→ **What you will do**: In full and without alteration, repeat the material.

→ **Extracted data**:

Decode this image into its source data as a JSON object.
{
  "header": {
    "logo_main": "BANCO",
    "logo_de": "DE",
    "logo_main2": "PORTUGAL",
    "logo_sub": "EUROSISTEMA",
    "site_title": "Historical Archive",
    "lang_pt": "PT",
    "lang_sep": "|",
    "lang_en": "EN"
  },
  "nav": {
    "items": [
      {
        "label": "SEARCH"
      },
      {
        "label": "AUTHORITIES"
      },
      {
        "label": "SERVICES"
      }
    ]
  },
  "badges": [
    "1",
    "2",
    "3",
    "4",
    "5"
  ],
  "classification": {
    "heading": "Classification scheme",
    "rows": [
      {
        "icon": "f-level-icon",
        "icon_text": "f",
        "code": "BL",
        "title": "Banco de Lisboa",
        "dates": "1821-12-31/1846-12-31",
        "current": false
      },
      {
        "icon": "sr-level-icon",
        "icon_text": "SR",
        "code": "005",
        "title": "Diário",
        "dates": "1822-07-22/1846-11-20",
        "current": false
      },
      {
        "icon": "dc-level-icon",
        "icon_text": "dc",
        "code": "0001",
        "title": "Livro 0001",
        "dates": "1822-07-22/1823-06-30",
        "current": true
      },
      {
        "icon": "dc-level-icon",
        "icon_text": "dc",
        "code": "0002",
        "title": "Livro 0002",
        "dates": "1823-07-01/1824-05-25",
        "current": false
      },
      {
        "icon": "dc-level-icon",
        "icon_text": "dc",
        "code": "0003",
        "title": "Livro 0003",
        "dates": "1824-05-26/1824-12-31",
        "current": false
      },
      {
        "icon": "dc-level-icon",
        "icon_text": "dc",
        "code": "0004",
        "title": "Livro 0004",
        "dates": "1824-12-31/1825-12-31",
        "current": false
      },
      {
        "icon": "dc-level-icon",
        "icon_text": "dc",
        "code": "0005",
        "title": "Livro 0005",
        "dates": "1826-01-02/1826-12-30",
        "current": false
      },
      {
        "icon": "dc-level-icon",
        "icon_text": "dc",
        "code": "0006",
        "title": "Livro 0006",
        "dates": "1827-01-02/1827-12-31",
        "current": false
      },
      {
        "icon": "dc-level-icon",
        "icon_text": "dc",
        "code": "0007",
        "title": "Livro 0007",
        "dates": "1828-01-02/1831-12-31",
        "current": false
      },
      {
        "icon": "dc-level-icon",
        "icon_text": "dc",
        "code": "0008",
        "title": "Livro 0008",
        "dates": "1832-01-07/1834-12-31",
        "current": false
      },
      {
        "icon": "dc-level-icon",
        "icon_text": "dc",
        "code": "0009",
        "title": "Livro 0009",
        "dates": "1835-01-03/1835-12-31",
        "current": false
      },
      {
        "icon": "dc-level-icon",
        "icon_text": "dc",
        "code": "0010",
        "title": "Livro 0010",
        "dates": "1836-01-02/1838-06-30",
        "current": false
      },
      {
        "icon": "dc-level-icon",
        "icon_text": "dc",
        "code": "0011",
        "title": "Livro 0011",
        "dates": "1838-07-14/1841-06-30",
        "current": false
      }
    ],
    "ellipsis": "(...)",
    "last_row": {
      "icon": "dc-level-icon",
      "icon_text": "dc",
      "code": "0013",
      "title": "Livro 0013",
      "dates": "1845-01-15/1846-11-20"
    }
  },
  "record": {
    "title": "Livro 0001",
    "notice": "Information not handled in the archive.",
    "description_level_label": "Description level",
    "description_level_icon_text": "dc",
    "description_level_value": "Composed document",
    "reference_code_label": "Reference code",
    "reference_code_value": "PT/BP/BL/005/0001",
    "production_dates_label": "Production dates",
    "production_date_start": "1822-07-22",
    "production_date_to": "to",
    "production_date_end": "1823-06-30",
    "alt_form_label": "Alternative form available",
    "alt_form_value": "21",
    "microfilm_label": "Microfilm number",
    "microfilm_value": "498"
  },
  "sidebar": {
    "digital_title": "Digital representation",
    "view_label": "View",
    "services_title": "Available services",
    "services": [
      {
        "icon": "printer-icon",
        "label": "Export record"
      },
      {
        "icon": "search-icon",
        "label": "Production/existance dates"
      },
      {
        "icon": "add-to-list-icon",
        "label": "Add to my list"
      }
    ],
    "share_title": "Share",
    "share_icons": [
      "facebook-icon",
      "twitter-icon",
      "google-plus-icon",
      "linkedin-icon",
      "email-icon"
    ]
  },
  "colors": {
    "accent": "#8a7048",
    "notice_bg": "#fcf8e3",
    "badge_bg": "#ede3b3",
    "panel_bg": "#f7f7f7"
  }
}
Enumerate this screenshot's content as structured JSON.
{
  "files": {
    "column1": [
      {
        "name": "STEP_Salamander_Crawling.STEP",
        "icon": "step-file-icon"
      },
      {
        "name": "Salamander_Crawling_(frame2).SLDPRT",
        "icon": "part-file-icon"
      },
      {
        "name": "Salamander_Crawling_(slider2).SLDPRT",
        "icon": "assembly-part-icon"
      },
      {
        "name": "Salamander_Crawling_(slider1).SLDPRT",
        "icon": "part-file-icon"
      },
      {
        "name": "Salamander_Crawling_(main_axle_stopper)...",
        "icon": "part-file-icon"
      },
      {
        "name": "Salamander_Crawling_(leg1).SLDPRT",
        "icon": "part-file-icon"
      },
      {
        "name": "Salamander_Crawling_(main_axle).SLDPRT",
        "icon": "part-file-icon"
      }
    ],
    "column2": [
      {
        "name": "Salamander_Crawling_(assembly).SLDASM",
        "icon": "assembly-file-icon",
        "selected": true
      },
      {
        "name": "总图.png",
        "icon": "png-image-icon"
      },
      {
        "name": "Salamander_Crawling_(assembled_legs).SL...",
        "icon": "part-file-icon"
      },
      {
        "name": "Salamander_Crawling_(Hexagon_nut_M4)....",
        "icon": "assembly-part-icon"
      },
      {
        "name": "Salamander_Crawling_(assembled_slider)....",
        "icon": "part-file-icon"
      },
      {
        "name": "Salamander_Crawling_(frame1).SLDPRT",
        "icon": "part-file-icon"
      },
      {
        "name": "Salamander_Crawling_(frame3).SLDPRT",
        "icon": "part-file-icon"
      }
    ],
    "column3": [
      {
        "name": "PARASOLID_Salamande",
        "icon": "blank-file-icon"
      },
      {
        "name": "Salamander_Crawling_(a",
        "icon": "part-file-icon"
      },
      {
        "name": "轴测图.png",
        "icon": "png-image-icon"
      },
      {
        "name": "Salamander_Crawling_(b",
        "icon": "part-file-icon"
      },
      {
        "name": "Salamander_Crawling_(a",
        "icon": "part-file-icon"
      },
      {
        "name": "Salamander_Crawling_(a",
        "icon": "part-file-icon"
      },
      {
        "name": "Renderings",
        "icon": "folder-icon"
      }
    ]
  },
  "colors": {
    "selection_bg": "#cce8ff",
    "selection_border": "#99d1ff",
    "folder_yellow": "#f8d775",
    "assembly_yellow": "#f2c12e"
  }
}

→ **In response**:
Decode this image into its source data as a JSON object.
{
  "header": {
    "logo_main": "BANCO",
    "logo_de": "DE",
    "logo_main2": "PORTUGAL",
    "logo_sub": "EUROSISTEMA",
    "site_title": "Historical Archive",
    "lang_pt": "PT",
    "lang_sep": "|",
    "lang_en": "EN"
  },
  "nav": {
    "items": [
      {
        "label": "SEARCH"
      },
      {
        "label": "AUTHORITIES"
      },
      {
        "label": "SERVICES"
      }
    ]
  },
  "badges": [
    "1",
    "2",
    "3",
    "4",
    "5"
  ],
  "classification": {
    "heading": "Classification scheme",
    "rows": [
      {
        "icon": "f-level-icon",
        "icon_text": "f",
        "code": "BL",
        "title": "Banco de Lisboa",
        "dates": "1821-12-31/1846-12-31",
        "current": false
      },
      {
        "icon": "sr-level-icon",
        "icon_text": "SR",
        "code": "005",
        "title": "Diário",
        "dates": "1822-07-22/1846-11-20",
        "current": false
      },
      {
        "icon": "dc-level-icon",
        "icon_text": "dc",
        "code": "0001",
        "title": "Livro 0001",
        "dates": "1822-07-22/1823-06-30",
        "current": true
      },
      {
        "icon": "dc-level-icon",
        "icon_text": "dc",
        "code": "0002",
        "title": "Livro 0002",
        "dates": "1823-07-01/1824-05-25",
        "current": false
      },
      {
        "icon": "dc-level-icon",
        "icon_text": "dc",
        "code": "0003",
        "title": "Livro 0003",
        "dates": "1824-05-26/1824-12-31",
        "current": false
      },
      {
        "icon": "dc-level-icon",
        "icon_text": "dc",
        "code": "0004",
        "title": "Livro 0004",
        "dates": "1824-12-31/1825-12-31",
        "current": false
      },
      {
        "icon": "dc-level-icon",
        "icon_text": "dc",
        "code": "0005",
        "title": "Livro 0005",
        "dates": "1826-01-02/1826-12-30",
        "current": false
      },
      {
        "icon": "dc-level-icon",
        "icon_text": "dc",
        "code": "0006",
        "title": "Livro 0006",
        "dates": "1827-01-02/1827-12-31",
        "current": false
      },
      {
        "icon": "dc-level-icon",
        "icon_text": "dc",
        "code": "0007",
        "title": "Livro 0007",
        "dates": "1828-01-02/1831-12-31",
        "current": false
      },
      {
        "icon": "dc-level-icon",
        "icon_text": "dc",
        "code": "0008",
        "title": "Livro 0008",
        "dates": "1832-01-07/1834-12-31",
        "current": false
      },
      {
        "icon": "dc-level-icon",
        "icon_text": "dc",
        "code": "0009",
        "title": "Livro 0009",
        "dates": "1835-01-03/1835-12-31",
        "current": false
      },
      {
        "icon": "dc-level-icon",
        "icon_text": "dc",
        "code": "0010",
        "title": "Livro 0010",
        "dates": "1836-01-02/1838-06-30",
        "current": false
      },
      {
        "icon": "dc-level-icon",
        "icon_text": "dc",
        "code": "0011",
        "title": "Livro 0011",
        "dates": "1838-07-14/1841-06-30",
        "current": false
      }
    ],
    "ellipsis": "(...)",
    "last_row": {
      "icon": "dc-level-icon",
      "icon_text": "dc",
      "code": "0013",
      "title": "Livro 0013",
      "dates": "1845-01-15/1846-11-20"
    }
  },
  "record": {
    "title": "Livro 0001",
    "notice": "Information not handled in the archive.",
    "description_level_label": "Description level",
    "description_level_icon_text": "dc",
    "description_level_value": "Composed document",
    "reference_code_label": "Reference code",
    "reference_code_value": "PT/BP/BL/005/0001",
    "production_dates_label": "Production dates",
    "production_date_start": "1822-07-22",
    "production_date_to": "to",
    "production_date_end": "1823-06-30",
    "alt_form_label": "Alternative form available",
    "alt_form_value": "21",
    "microfilm_label": "Microfilm number",
    "microfilm_value": "498"
  },
  "sidebar": {
    "digital_title": "Digital representation",
    "view_label": "View",
    "services_title": "Available services",
    "services": [
      {
        "icon": "printer-icon",
        "label": "Export record"
      },
      {
        "icon": "search-icon",
        "label": "Production/existance dates"
      },
      {
        "icon": "add-to-list-icon",
        "label": "Add to my list"
      }
    ],
    "share_title": "Share",
    "share_icons": [
      "facebook-icon",
      "twitter-icon",
      "google-plus-icon",
      "linkedin-icon",
      "email-icon"
    ]
  },
  "colors": {
    "accent": "#8a7048",
    "notice_bg": "#fcf8e3",
    "badge_bg": "#ede3b3",
    "panel_bg": "#f7f7f7"
  }
}
Enumerate this screenshot's content as structured JSON.
{
  "files": {
    "column1": [
      {
        "name": "STEP_Salamander_Crawling.STEP",
        "icon": "step-file-icon"
      },
      {
        "name": "Salamander_Crawling_(frame2).SLDPRT",
        "icon": "part-file-icon"
      },
      {
        "name": "Salamander_Crawling_(slider2).SLDPRT",
        "icon": "assembly-part-icon"
      },
      {
        "name": "Salamander_Crawling_(slider1).SLDPRT",
        "icon": "part-file-icon"
      },
      {
        "name": "Salamander_Crawling_(main_axle_stopper)...",
        "icon": "part-file-icon"
      },
      {
        "name": "Salamander_Crawling_(leg1).SLDPRT",
        "icon": "part-file-icon"
      },
      {
        "name": "Salamander_Crawling_(main_axle).SLDPRT",
        "icon": "part-file-icon"
      }
    ],
    "column2": [
      {
        "name": "Salamander_Crawling_(assembly).SLDASM",
        "icon": "assembly-file-icon",
        "selected": true
      },
      {
        "name": "总图.png",
        "icon": "png-image-icon"
      },
      {
        "name": "Salamander_Crawling_(assembled_legs).SL...",
        "icon": "part-file-icon"
      },
      {
        "name": "Salamander_Crawling_(Hexagon_nut_M4)....",
        "icon": "assembly-part-icon"
      },
      {
        "name": "Salamander_Crawling_(assembled_slider)....",
        "icon": "part-file-icon"
      },
      {
        "name": "Salamander_Crawling_(frame1).SLDPRT",
        "icon": "part-file-icon"
      },
      {
        "name": "Salamander_Crawling_(frame3).SLDPRT",
        "icon": "part-file-icon"
      }
    ],
    "column3": [
      {
        "name": "PARASOLID_Salamande",
        "icon": "blank-file-icon"
      },
      {
        "name": "Salamander_Crawling_(a",
        "icon": "part-file-icon"
      },
      {
        "name": "轴测图.png",
        "icon": "png-image-icon"
      },
      {
        "name": "Salamander_Crawling_(b",
        "icon": "part-file-icon"
      },
      {
        "name": "Salamander_Crawling_(a",
        "icon": "part-file-icon"
      },
      {
        "name": "Salamander_Crawling_(a",
        "icon": "part-file-icon"
      },
      {
        "name": "Renderings",
        "icon": "folder-icon"
      }
    ]
  },
  "colors": {
    "selection_bg": "#cce8ff",
    "selection_border": "#99d1ff",
    "folder_yellow": "#f8d775",
    "assembly_yellow": "#f2c12e"
  }
}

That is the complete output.